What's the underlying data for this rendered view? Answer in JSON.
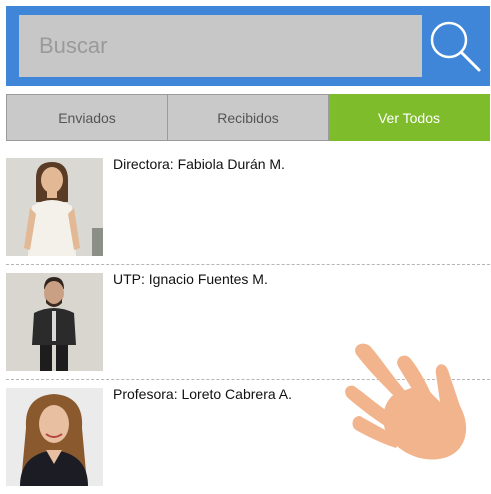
{
  "search": {
    "placeholder": "Buscar",
    "value": ""
  },
  "tabs": [
    {
      "label": "Enviados",
      "active": false
    },
    {
      "label": "Recibidos",
      "active": false
    },
    {
      "label": "Ver Todos",
      "active": true
    }
  ],
  "contacts": [
    {
      "label": "Directora: Fabiola Durán M."
    },
    {
      "label": "UTP: Ignacio Fuentes M."
    },
    {
      "label": "Profesora: Loreto Cabrera A."
    }
  ],
  "colors": {
    "search_bar_bg": "#3f86d9",
    "search_input_bg": "#c7c7c7",
    "tab_bg": "#c9c9c9",
    "tab_active_bg": "#7ebc2c",
    "hand_fill": "#f2b48c"
  },
  "icons": {
    "search": "search-icon",
    "hand": "hand-pointer-icon"
  }
}
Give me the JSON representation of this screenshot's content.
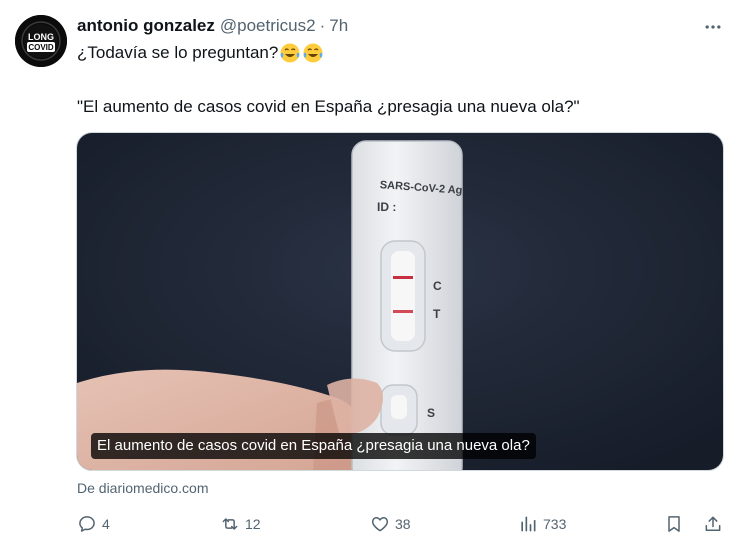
•••••
The material above holds pictures; copy everything else in it exactly.

> **Finished task**:
What's the underlying data for this rendered view? Answer in JSON.
{
  "search": {
    "placeholder": "Buscar",
    "value": ""
  },
  "tabs": [
    {
      "label": "Enviados",
      "active": false
    },
    {
      "label": "Recibidos",
      "active": false
    },
    {
      "label": "Ver Todos",
      "active": true
    }
  ],
  "contacts": [
    {
      "label": "Directora: Fabiola Durán M."
    },
    {
      "label": "UTP: Ignacio Fuentes M."
    },
    {
      "label": "Profesora: Loreto Cabrera A."
    }
  ],
  "colors": {
    "search_bar_bg": "#3f86d9",
    "search_input_bg": "#c7c7c7",
    "tab_bg": "#c9c9c9",
    "tab_active_bg": "#7ebc2c",
    "hand_fill": "#f2b48c"
  },
  "icons": {
    "search": "search-icon",
    "hand": "hand-pointer-icon"
  }
}
Give me the JSON representation of this screenshot's content.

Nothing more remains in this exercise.